*EXERCISE GOAL:* All of the data should be output character for character, except the pictures.

[Data excerpts]

______________________________

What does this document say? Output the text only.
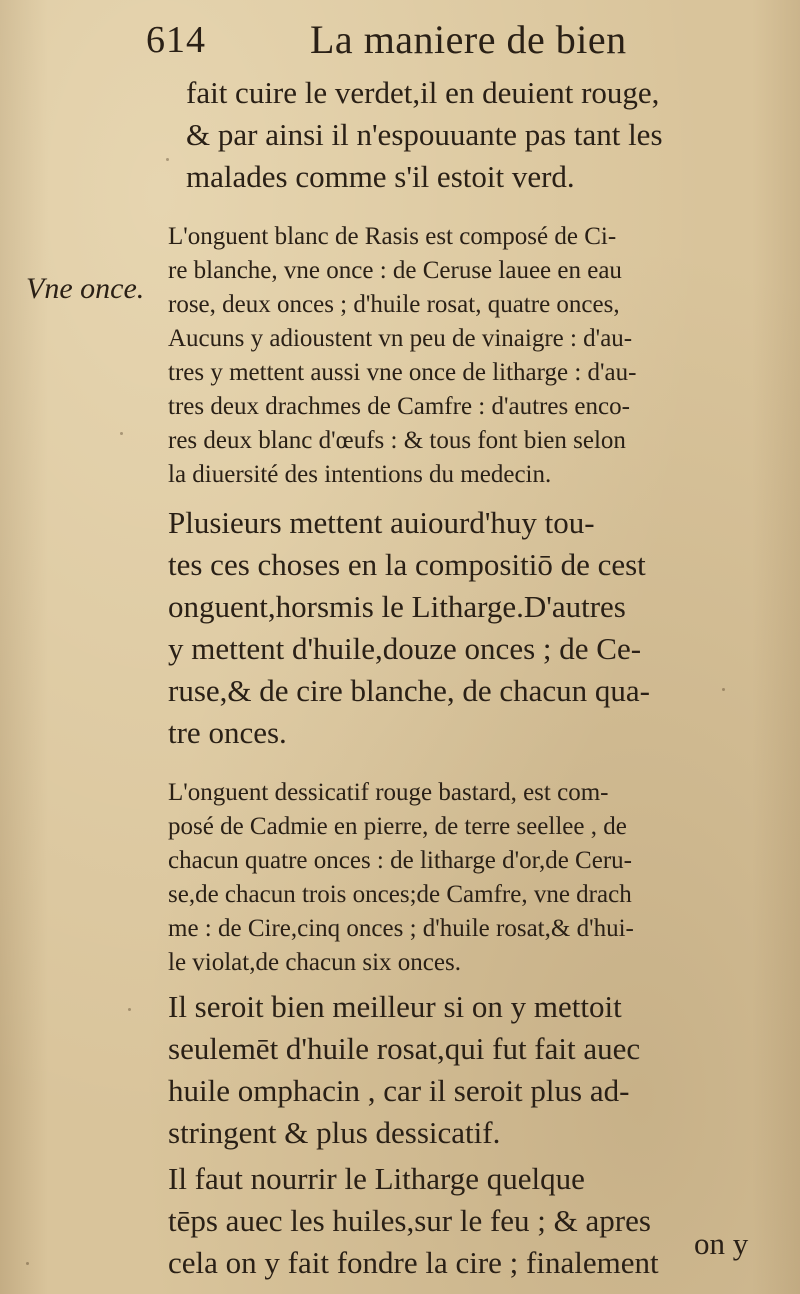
614	La maniere de bien
Vne once.
fait cuire le verdet,il en deuient rouge,
& par ainsi il n'espouuante pas tant les
malades comme s'il estoit verd.
L'onguent blanc de Rasis est composé de Ci-
re blanche, vne once : de Ceruse lauee en eau
rose, deux onces ; d'huile rosat, quatre onces,
Aucuns y adioustent vn peu de vinaigre : d'au-
tres y mettent aussi vne once de litharge : d'au-
tres deux drachmes de Camfre : d'autres enco-
res deux blanc d'œufs : & tous font bien selon
la diuersité des intentions du medecin.
Plusieurs mettent auiourd'huy tou-
tes ces choses en la compositiō de cest
onguent,horsmis le Litharge.D'autres
y mettent d'huile,douze onces ; de Ce-
ruse,& de cire blanche, de chacun qua-
tre onces.
L'onguent dessicatif rouge bastard, est com-
posé de Cadmie en pierre, de terre seellee , de
chacun quatre onces : de litharge d'or,de Ceru-
se,de chacun trois onces;de Camfre, vne drach
me : de Cire,cinq onces ; d'huile rosat,& d'hui-
le violat,de chacun six onces.
Il seroit bien meilleur si on y mettoit
seulemēt d'huile rosat,qui fut fait auec
huile omphacin , car il seroit plus ad-
stringent & plus dessicatif.
Il faut nourrir le Litharge quelque
tēps auec les huiles,sur le feu ; & apres
cela on y fait fondre la cire ; finalement
on y
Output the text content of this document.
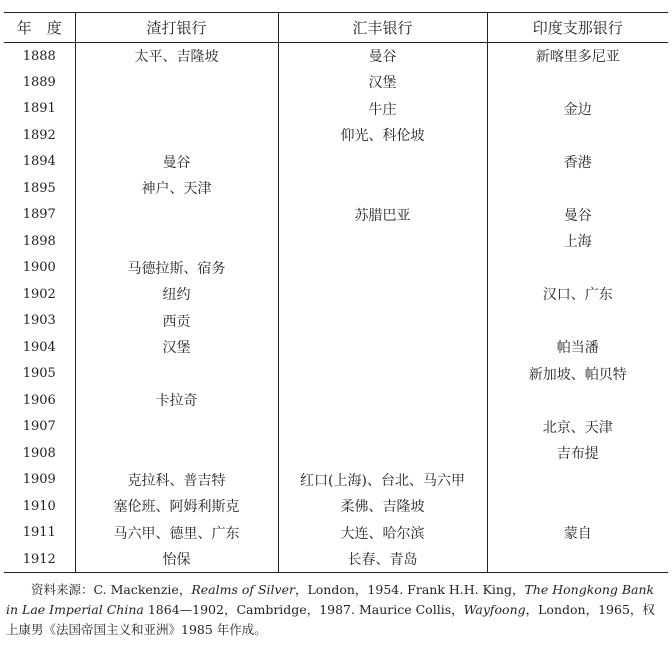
年　度	渣打银行	汇丰银行	印度支那银行
1888	太平、吉隆坡	曼谷	新喀里多尼亚
1889		汉堡	
1891		牛庄	金边
1892		仰光、科伦坡	
1894	曼谷		香港
1895	神户、天津		
1897		苏腊巴亚	曼谷
1898			上海
1900	马德拉斯、宿务		
1902	纽约		汉口、广东
1903	西贡		
1904	汉堡		帕当潘
1905			新加坡、帕贝特
1906	卡拉奇		
1907			北京、天津
1908			吉布提
1909	克拉科、普吉特	红口(上海)、台北、马六甲	
1910	塞伦班、阿姆利斯克	柔佛、吉隆坡	
1911	马六甲、德里、广东	大连、哈尔滨	蒙自
1912	怡保	长春、青岛	
资料来源：C. Mackenzie，Realms of Silver，London，1954. Frank H.H. King，The Hongkong Bank in Lae Imperial China 1864—1902，Cambridge，1987. Maurice Collis，Wayfoong，London，1965，权上康男《法国帝国主义和亚洲》1985 年作成。
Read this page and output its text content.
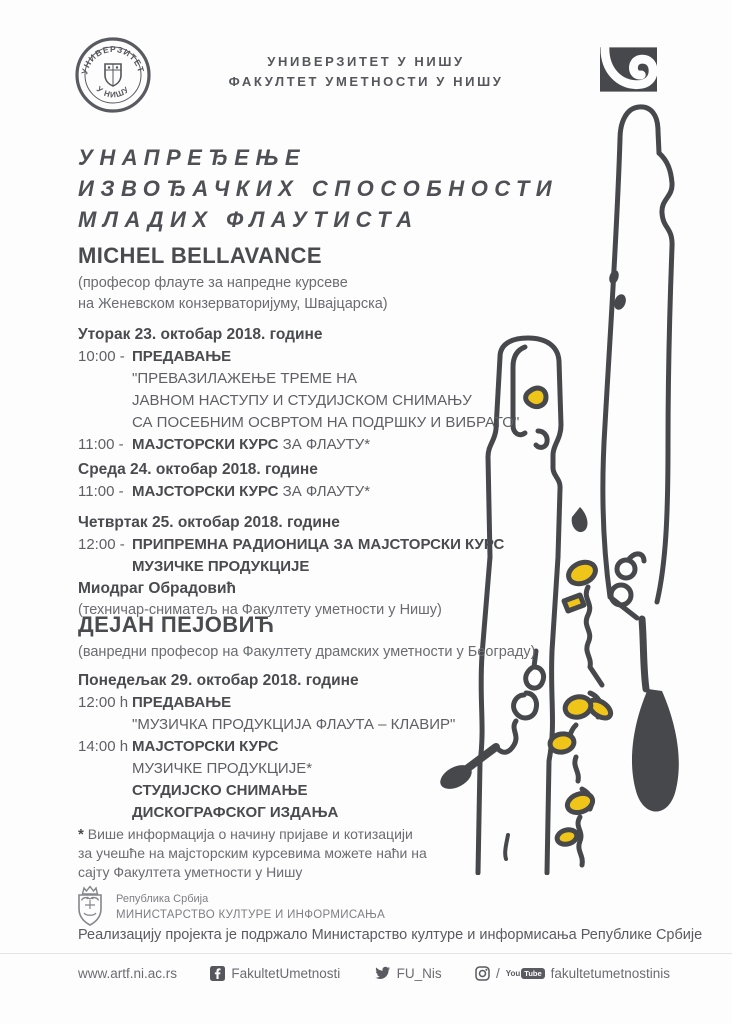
УНИВЕРЗИТЕТ
У НИШУ
УНИВЕРЗИТЕТ У НИШУ
ФАКУЛТЕТ УМЕТНОСТИ У НИШУ
УНАПРЕЂЕЊЕ
ИЗВОЂАЧКИХ СПОСОБНОСТИ
МЛАДИХ ФЛАУТИСТА
MICHEL BELLAVANCE
(професор флауте за напредне курсеве
на Женевском конзерваторијуму, Швајцарска)
Уторак 23. октобар 2018. године
10:00 - ПРЕДАВАЊЕ
"ПРЕВАЗИЛАЖЕЊЕ ТРЕМЕ НА
ЈАВНОМ НАСТУПУ И СТУДИЈСКОМ СНИМАЊУ
СА ПОСЕБНИМ ОСВРТОМ НА ПОДРШКУ И ВИБРАТО"
11:00 - МАЈСТОРСКИ КУРС ЗА ФЛАУТУ*
Среда 24. октобар 2018. године
11:00 - МАЈСТОРСКИ КУРС ЗА ФЛАУТУ*
Четвртак 25. октобар 2018. године
12:00 - ПРИПРЕМНА РАДИОНИЦА ЗА МАЈСТОРСКИ КУРС
МУЗИЧКЕ ПРОДУКЦИЈЕ
Миодраг Обрадовић
(техничар-сниматељ на Факултету уметности у Нишу)
ДЕЈАН ПЕЈОВИЋ
(ванредни професор на Факултету драмских уметности у Београду)
Понедељак 29. октобар 2018. године
12:00 h ПРЕДАВАЊЕ
"МУЗИЧКА ПРОДУКЦИЈА ФЛАУТА – КЛАВИР"
14:00 h МАЈСТОРСКИ КУРС
МУЗИЧКЕ ПРОДУКЦИЈЕ*
СТУДИЈСКО СНИМАЊЕ
ДИСКОГРАФСКОГ ИЗДАЊА
* Више информација о начину пријаве и котизацији
за учешће на мајсторским курсевима можете наћи на
сајту Факултета уметности у Нишу
Република Србија
МИНИСТАРСТВО КУЛТУРЕ И ИНФОРМИСАЊА
Реализацију пројекта је подржало Министарство културе и информисања Републике Србије
www.artf.ni.ac.rs	FakultetUmetnosti	FU_Nis	/ You Tube fakultetumetnostinis
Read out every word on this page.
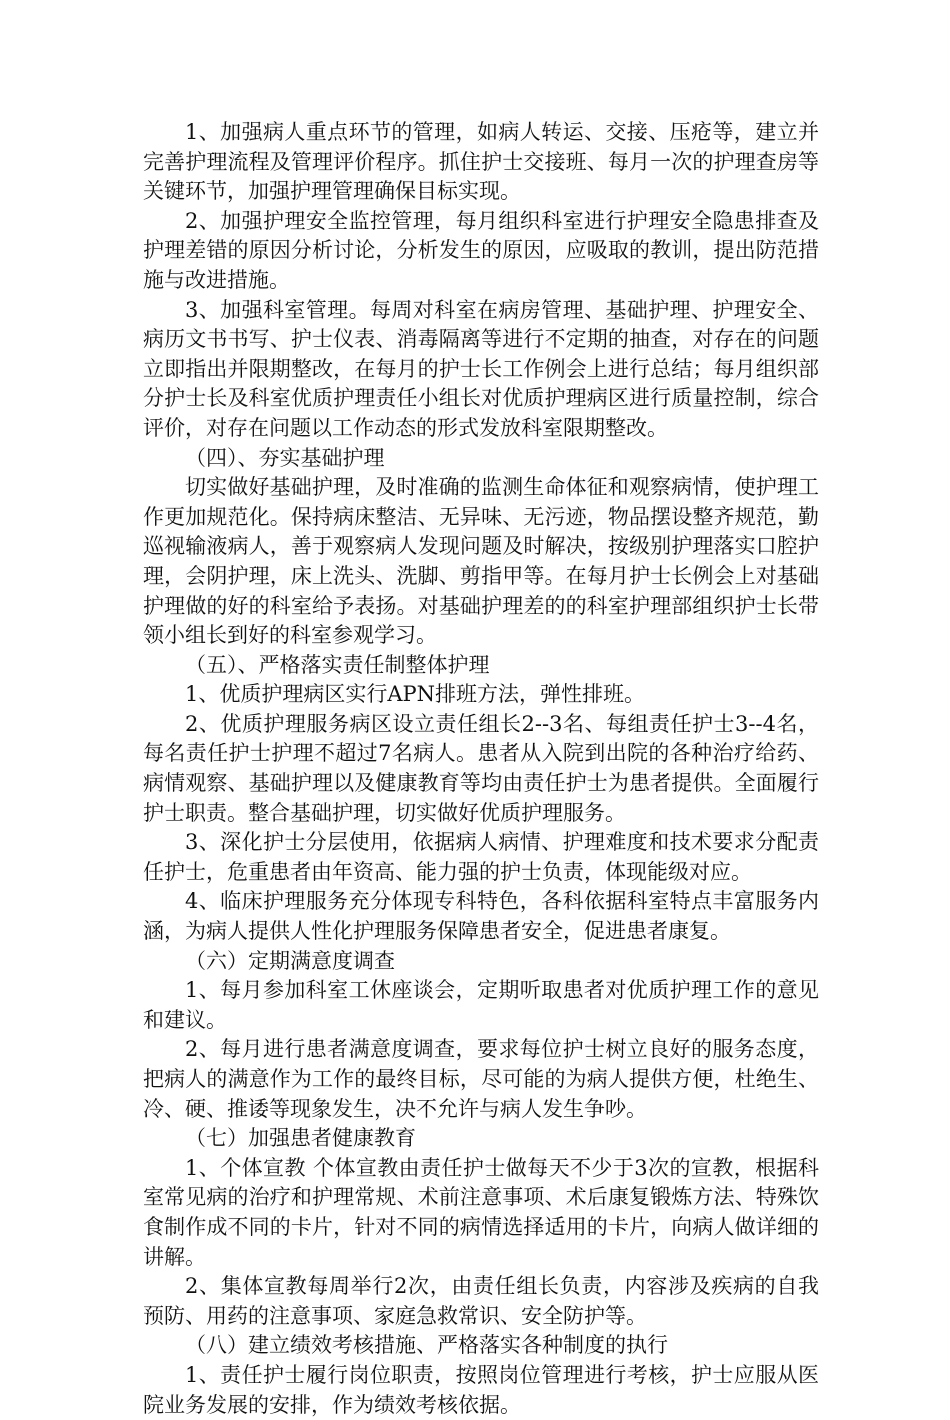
1、加强病人重点环节的管理，如病人转运、交接、压疮等，建立并完善护理流程及管理评价程序。抓住护士交接班、每月一次的护理查房等关键环节，加强护理管理确保目标实现。

2、加强护理安全监控管理，每月组织科室进行护理安全隐患排查及护理差错的原因分析讨论，分析发生的原因，应吸取的教训，提出防范措施与改进措施。

3、加强科室管理。每周对科室在病房管理、基础护理、护理安全、病历文书书写、护士仪表、消毒隔离等进行不定期的抽查，对存在的问题立即指出并限期整改，在每月的护士长工作例会上进行总结；每月组织部分护士长及科室优质护理责任小组长对优质护理病区进行质量控制，综合评价，对存在问题以工作动态的形式发放科室限期整改。

（四）、夯实基础护理

切实做好基础护理，及时准确的监测生命体征和观察病情，使护理工作更加规范化。保持病床整洁、无异味、无污迹，物品摆设整齐规范，勤巡视输液病人，善于观察病人发现问题及时解决，按级别护理落实口腔护理，会阴护理，床上洗头、洗脚、剪指甲等。在每月护士长例会上对基础护理做的好的科室给予表扬。对基础护理差的的科室护理部组织护士长带领小组长到好的科室参观学习。

（五）、严格落实责任制整体护理

1、优质护理病区实行APN排班方法，弹性排班。

2、优质护理服务病区设立责任组长2--3名、每组责任护士3--4名，每名责任护士护理不超过7名病人。患者从入院到出院的各种治疗给药、病情观察、基础护理以及健康教育等均由责任护士为患者提供。全面履行护士职责。整合基础护理，切实做好优质护理服务。

3、深化护士分层使用，依据病人病情、护理难度和技术要求分配责任护士，危重患者由年资高、能力强的护士负责，体现能级对应。

4、临床护理服务充分体现专科特色，各科依据科室特点丰富服务内涵，为病人提供人性化护理服务保障患者安全，促进患者康复。

（六）定期满意度调查

1、每月参加科室工休座谈会，定期听取患者对优质护理工作的意见和建议。

2、每月进行患者满意度调查，要求每位护士树立良好的服务态度，把病人的满意作为工作的最终目标，尽可能的为病人提供方便，杜绝生、冷、硬、推诿等现象发生，决不允许与病人发生争吵。

（七）加强患者健康教育

1、个体宣教 个体宣教由责任护士做每天不少于3次的宣教，根据科室常见病的治疗和护理常规、术前注意事项、术后康复锻炼方法、特殊饮食制作成不同的卡片，针对不同的病情选择适用的卡片，向病人做详细的讲解。

2、集体宣教每周举行2次，由责任组长负责，内容涉及疾病的自我预防、用药的注意事项、家庭急救常识、安全防护等。

（八）建立绩效考核措施、严格落实各种制度的执行

1、责任护士履行岗位职责，按照岗位管理进行考核，护士应服从医院业务发展的安排，作为绩效考核依据。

______________________________

*SOLUTION TO THE PROBLEM:*
What does this document say? Output the text only.
614	La maniere de bien
Vne once.
fait cuire le verdet,il en deuient rouge,
& par ainsi il n'espouuante pas tant les
malades comme s'il estoit verd.
L'onguent blanc de Rasis est composé de Ci-
re blanche, vne once : de Ceruse lauee en eau
rose, deux onces ; d'huile rosat, quatre onces,
Aucuns y adioustent vn peu de vinaigre : d'au-
tres y mettent aussi vne once de litharge : d'au-
tres deux drachmes de Camfre : d'autres enco-
res deux blanc d'œufs : & tous font bien selon
la diuersité des intentions du medecin.
Plusieurs mettent auiourd'huy tou-
tes ces choses en la compositiō de cest
onguent,horsmis le Litharge.D'autres
y mettent d'huile,douze onces ; de Ce-
ruse,& de cire blanche, de chacun qua-
tre onces.
L'onguent dessicatif rouge bastard, est com-
posé de Cadmie en pierre, de terre seellee , de
chacun quatre onces : de litharge d'or,de Ceru-
se,de chacun trois onces;de Camfre, vne drach
me : de Cire,cinq onces ; d'huile rosat,& d'hui-
le violat,de chacun six onces.
Il seroit bien meilleur si on y mettoit
seulemēt d'huile rosat,qui fut fait auec
huile omphacin , car il seroit plus ad-
stringent & plus dessicatif.
Il faut nourrir le Litharge quelque
tēps auec les huiles,sur le feu ; & apres
cela on y fait fondre la cire ; finalement
on y
Output the text content of this document.
年　度	渣打银行	汇丰银行	印度支那银行
1888	太平、吉隆坡	曼谷	新喀里多尼亚
1889		汉堡	
1891		牛庄	金边
1892		仰光、科伦坡	
1894	曼谷		香港
1895	神户、天津		
1897		苏腊巴亚	曼谷
1898			上海
1900	马德拉斯、宿务		
1902	纽约		汉口、广东
1903	西贡		
1904	汉堡		帕当潘
1905			新加坡、帕贝特
1906	卡拉奇		
1907			北京、天津
1908			吉布提
1909	克拉科、普吉特	红口(上海)、台北、马六甲	
1910	塞伦班、阿姆利斯克	柔佛、吉隆坡	
1911	马六甲、德里、广东	大连、哈尔滨	蒙自
1912	怡保	长春、青岛	
资料来源：C. Mackenzie，Realms of Silver，London，1954. Frank H.H. King，The Hongkong Bank in Lae Imperial China 1864—1902，Cambridge，1987. Maurice Collis，Wayfoong，London，1965，权上康男《法国帝国主义和亚洲》1985 年作成。
Read this page and output its text content.
УНИВЕРЗИТЕТ
У НИШУ
УНИВЕРЗИТЕТ У НИШУ
ФАКУЛТЕТ УМЕТНОСТИ У НИШУ
УНАПРЕЂЕЊЕ
ИЗВОЂАЧКИХ СПОСОБНОСТИ
МЛАДИХ ФЛАУТИСТА
MICHEL BELLAVANCE
(професор флауте за напредне курсеве
на Женевском конзерваторијуму, Швајцарска)
Уторак 23. октобар 2018. године
10:00 - ПРЕДАВАЊЕ
"ПРЕВАЗИЛАЖЕЊЕ ТРЕМЕ НА
ЈАВНОМ НАСТУПУ И СТУДИЈСКОМ СНИМАЊУ
СА ПОСЕБНИМ ОСВРТОМ НА ПОДРШКУ И ВИБРАТО"
11:00 - МАЈСТОРСКИ КУРС ЗА ФЛАУТУ*
Среда 24. октобар 2018. године
11:00 - МАЈСТОРСКИ КУРС ЗА ФЛАУТУ*
Четвртак 25. октобар 2018. године
12:00 - ПРИПРЕМНА РАДИОНИЦА ЗА МАЈСТОРСКИ КУРС
МУЗИЧКЕ ПРОДУКЦИЈЕ
Миодраг Обрадовић
(техничар-сниматељ на Факултету уметности у Нишу)
ДЕЈАН ПЕЈОВИЋ
(ванредни професор на Факултету драмских уметности у Београду)
Понедељак 29. октобар 2018. године
12:00 h ПРЕДАВАЊЕ
"МУЗИЧКА ПРОДУКЦИЈА ФЛАУТА – КЛАВИР"
14:00 h МАЈСТОРСКИ КУРС
МУЗИЧКЕ ПРОДУКЦИЈЕ*
СТУДИЈСКО СНИМАЊЕ
ДИСКОГРАФСКОГ ИЗДАЊА
* Више информација о начину пријаве и котизацији
за учешће на мајсторским курсевима можете наћи на
сајту Факултета уметности у Нишу
Република Србија
МИНИСТАРСТВО КУЛТУРЕ И ИНФОРМИСАЊА
Реализацију пројекта је подржало Министарство културе и информисања Републике Србије
www.artf.ni.ac.rs	FakultetUmetnosti	FU_Nis	/ You Tube fakultetumetnostinis
Read out every word on this page.
1、加强病人重点环节的管理，如病人转运、交接、压疮等，建立并完善护理流程及管理评价程序。抓住护士交接班、每月一次的护理查房等关键环节，加强护理管理确保目标实现。

2、加强护理安全监控管理，每月组织科室进行护理安全隐患排查及护理差错的原因分析讨论，分析发生的原因，应吸取的教训，提出防范措施与改进措施。

3、加强科室管理。每周对科室在病房管理、基础护理、护理安全、病历文书书写、护士仪表、消毒隔离等进行不定期的抽查，对存在的问题立即指出并限期整改，在每月的护士长工作例会上进行总结；每月组织部分护士长及科室优质护理责任小组长对优质护理病区进行质量控制，综合评价，对存在问题以工作动态的形式发放科室限期整改。

（四）、夯实基础护理

切实做好基础护理，及时准确的监测生命体征和观察病情，使护理工作更加规范化。保持病床整洁、无异味、无污迹，物品摆设整齐规范，勤巡视输液病人，善于观察病人发现问题及时解决，按级别护理落实口腔护理，会阴护理，床上洗头、洗脚、剪指甲等。在每月护士长例会上对基础护理做的好的科室给予表扬。对基础护理差的的科室护理部组织护士长带领小组长到好的科室参观学习。

（五）、严格落实责任制整体护理

1、优质护理病区实行APN排班方法，弹性排班。

2、优质护理服务病区设立责任组长2--3名、每组责任护士3--4名，每名责任护士护理不超过7名病人。患者从入院到出院的各种治疗给药、病情观察、基础护理以及健康教育等均由责任护士为患者提供。全面履行护士职责。整合基础护理，切实做好优质护理服务。

3、深化护士分层使用，依据病人病情、护理难度和技术要求分配责任护士，危重患者由年资高、能力强的护士负责，体现能级对应。

4、临床护理服务充分体现专科特色，各科依据科室特点丰富服务内涵，为病人提供人性化护理服务保障患者安全，促进患者康复。

（六）定期满意度调查

1、每月参加科室工休座谈会，定期听取患者对优质护理工作的意见和建议。

2、每月进行患者满意度调查，要求每位护士树立良好的服务态度，把病人的满意作为工作的最终目标，尽可能的为病人提供方便，杜绝生、冷、硬、推诿等现象发生，决不允许与病人发生争吵。

（七）加强患者健康教育

1、个体宣教 个体宣教由责任护士做每天不少于3次的宣教，根据科室常见病的治疗和护理常规、术前注意事项、术后康复锻炼方法、特殊饮食制作成不同的卡片，针对不同的病情选择适用的卡片，向病人做详细的讲解。

2、集体宣教每周举行2次，由责任组长负责，内容涉及疾病的自我预防、用药的注意事项、家庭急救常识、安全防护等。

（八）建立绩效考核措施、严格落实各种制度的执行

1、责任护士履行岗位职责，按照岗位管理进行考核，护士应服从医院业务发展的安排，作为绩效考核依据。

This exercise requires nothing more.